### What you are asked to do
Extract every record, exactly as written, and ignore the pictures.

□ □ □ □ □ □ □

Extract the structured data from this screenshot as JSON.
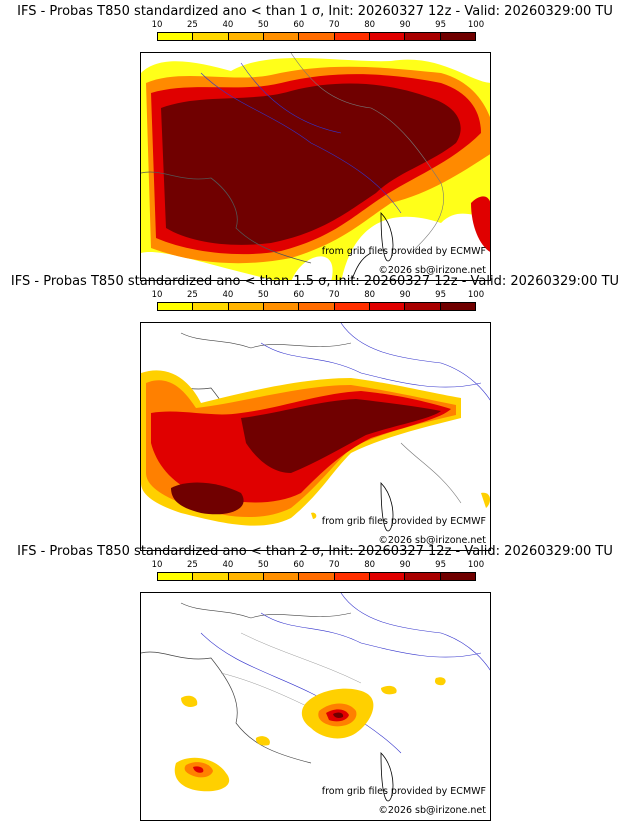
{
  "colorbar": {
    "labels": [
      "10",
      "25",
      "40",
      "50",
      "60",
      "70",
      "80",
      "90",
      "95",
      "100"
    ],
    "colors": [
      "#ffff00",
      "#ffd800",
      "#ffb400",
      "#ff9000",
      "#ff6c00",
      "#ff3000",
      "#e00000",
      "#a80000",
      "#700000"
    ]
  },
  "panels": [
    {
      "title": "IFS - Probas T850  standardized ano < than 1 σ, Init: 20260327 12z - Valid: 20260329:00 TU",
      "source_note": "from grib files provided by ECMWF",
      "copyright": "©2026 sb@irizone.net"
    },
    {
      "title": "IFS - Probas T850  standardized ano < than 1.5 σ, Init: 20260327 12z - Valid: 20260329:00 TU",
      "source_note": "from grib files provided by ECMWF",
      "copyright": "©2026 sb@irizone.net"
    },
    {
      "title": "IFS - Probas T850  standardized ano < than 2 σ, Init: 20260327 12z - Valid: 20260329:00 TU",
      "source_note": "from grib files provided by ECMWF",
      "copyright": "©2026 sb@irizone.net"
    }
  ]
}
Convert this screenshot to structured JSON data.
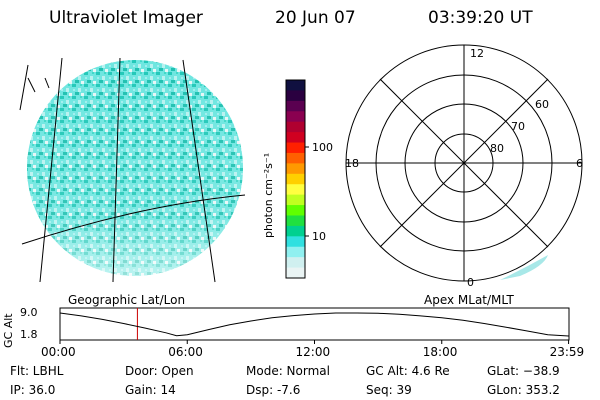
{
  "header": {
    "title": "Ultraviolet Imager",
    "date": "20 Jun 07",
    "time": "03:39:20 UT"
  },
  "colorbar": {
    "unit_label": "photon cm⁻²s⁻¹",
    "ticks": [
      "100",
      "10"
    ],
    "colors": [
      "#101040",
      "#2a0040",
      "#5a0050",
      "#8a0050",
      "#b00030",
      "#d00020",
      "#ff2000",
      "#ff6000",
      "#ff9900",
      "#ffd000",
      "#ffff40",
      "#c0ff20",
      "#60ff00",
      "#20e040",
      "#00d090",
      "#30e0e0",
      "#90f0f0",
      "#d0f0f0",
      "#eaf4f4"
    ]
  },
  "geo_label": "Geographic Lat/Lon",
  "apex_label": "Apex MLat/MLT",
  "polar": {
    "mlt_labels": [
      "12",
      "18",
      "6",
      "0"
    ],
    "lat_labels": [
      "60",
      "70",
      "80"
    ]
  },
  "chart_data": {
    "type": "line",
    "title": "",
    "ylabel": "GC Alt",
    "ytick_labels": [
      "9.0",
      "1.8"
    ],
    "xtick_labels": [
      "00:00",
      "06:00",
      "12:00",
      "18:00",
      "23:59"
    ],
    "xlim": [
      0,
      24
    ],
    "ylim": [
      1.8,
      9.0
    ],
    "marker_time": 3.65,
    "series": [
      {
        "x": [
          0,
          1,
          2,
          3,
          4,
          5,
          5.5,
          6,
          7,
          8,
          9,
          10,
          11,
          12,
          13,
          14,
          15,
          16,
          17,
          18,
          19,
          20,
          21,
          22,
          23,
          23.98
        ],
        "values": [
          9.0,
          8.1,
          7.0,
          5.7,
          4.3,
          2.8,
          1.9,
          2.2,
          3.8,
          5.3,
          6.5,
          7.5,
          8.2,
          8.7,
          9.0,
          9.0,
          8.9,
          8.6,
          8.1,
          7.5,
          6.7,
          5.7,
          4.6,
          3.4,
          2.2,
          1.8
        ]
      }
    ]
  },
  "info": {
    "flt": "Flt: LBHL",
    "ip": "IP: 36.0",
    "door": "Door: Open",
    "gain": "Gain: 14",
    "mode": "Mode: Normal",
    "dsp": "Dsp:    -7.6",
    "gcalt": "GC Alt: 4.6 Re",
    "seq": "Seq: 39",
    "glat": "GLat: −38.9",
    "glon": "GLon: 353.2"
  }
}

□ □ □ □ □ □ □

### Full response
Extract the structured data from this screenshot as JSON.
{
  "colorbar": {
    "labels": [
      "10",
      "25",
      "40",
      "50",
      "60",
      "70",
      "80",
      "90",
      "95",
      "100"
    ],
    "colors": [
      "#ffff00",
      "#ffd800",
      "#ffb400",
      "#ff9000",
      "#ff6c00",
      "#ff3000",
      "#e00000",
      "#a80000",
      "#700000"
    ]
  },
  "panels": [
    {
      "title": "IFS - Probas T850  standardized ano < than 1 σ, Init: 20260327 12z - Valid: 20260329:00 TU",
      "source_note": "from grib files provided by ECMWF",
      "copyright": "©2026 sb@irizone.net"
    },
    {
      "title": "IFS - Probas T850  standardized ano < than 1.5 σ, Init: 20260327 12z - Valid: 20260329:00 TU",
      "source_note": "from grib files provided by ECMWF",
      "copyright": "©2026 sb@irizone.net"
    },
    {
      "title": "IFS - Probas T850  standardized ano < than 2 σ, Init: 20260327 12z - Valid: 20260329:00 TU",
      "source_note": "from grib files provided by ECMWF",
      "copyright": "©2026 sb@irizone.net"
    }
  ]
}
Convert this screenshot to structured JSON data.
{
  "header": {
    "title": "Ultraviolet Imager",
    "date": "20 Jun 07",
    "time": "03:39:20 UT"
  },
  "colorbar": {
    "unit_label": "photon cm⁻²s⁻¹",
    "ticks": [
      "100",
      "10"
    ],
    "colors": [
      "#101040",
      "#2a0040",
      "#5a0050",
      "#8a0050",
      "#b00030",
      "#d00020",
      "#ff2000",
      "#ff6000",
      "#ff9900",
      "#ffd000",
      "#ffff40",
      "#c0ff20",
      "#60ff00",
      "#20e040",
      "#00d090",
      "#30e0e0",
      "#90f0f0",
      "#d0f0f0",
      "#eaf4f4"
    ]
  },
  "geo_label": "Geographic Lat/Lon",
  "apex_label": "Apex MLat/MLT",
  "polar": {
    "mlt_labels": [
      "12",
      "18",
      "6",
      "0"
    ],
    "lat_labels": [
      "60",
      "70",
      "80"
    ]
  },
  "chart_data": {
    "type": "line",
    "title": "",
    "ylabel": "GC Alt",
    "ytick_labels": [
      "9.0",
      "1.8"
    ],
    "xtick_labels": [
      "00:00",
      "06:00",
      "12:00",
      "18:00",
      "23:59"
    ],
    "xlim": [
      0,
      24
    ],
    "ylim": [
      1.8,
      9.0
    ],
    "marker_time": 3.65,
    "series": [
      {
        "x": [
          0,
          1,
          2,
          3,
          4,
          5,
          5.5,
          6,
          7,
          8,
          9,
          10,
          11,
          12,
          13,
          14,
          15,
          16,
          17,
          18,
          19,
          20,
          21,
          22,
          23,
          23.98
        ],
        "values": [
          9.0,
          8.1,
          7.0,
          5.7,
          4.3,
          2.8,
          1.9,
          2.2,
          3.8,
          5.3,
          6.5,
          7.5,
          8.2,
          8.7,
          9.0,
          9.0,
          8.9,
          8.6,
          8.1,
          7.5,
          6.7,
          5.7,
          4.6,
          3.4,
          2.2,
          1.8
        ]
      }
    ]
  },
  "info": {
    "flt": "Flt: LBHL",
    "ip": "IP: 36.0",
    "door": "Door: Open",
    "gain": "Gain: 14",
    "mode": "Mode: Normal",
    "dsp": "Dsp:    -7.6",
    "gcalt": "GC Alt: 4.6 Re",
    "seq": "Seq: 39",
    "glat": "GLat: −38.9",
    "glon": "GLon: 353.2"
  }
}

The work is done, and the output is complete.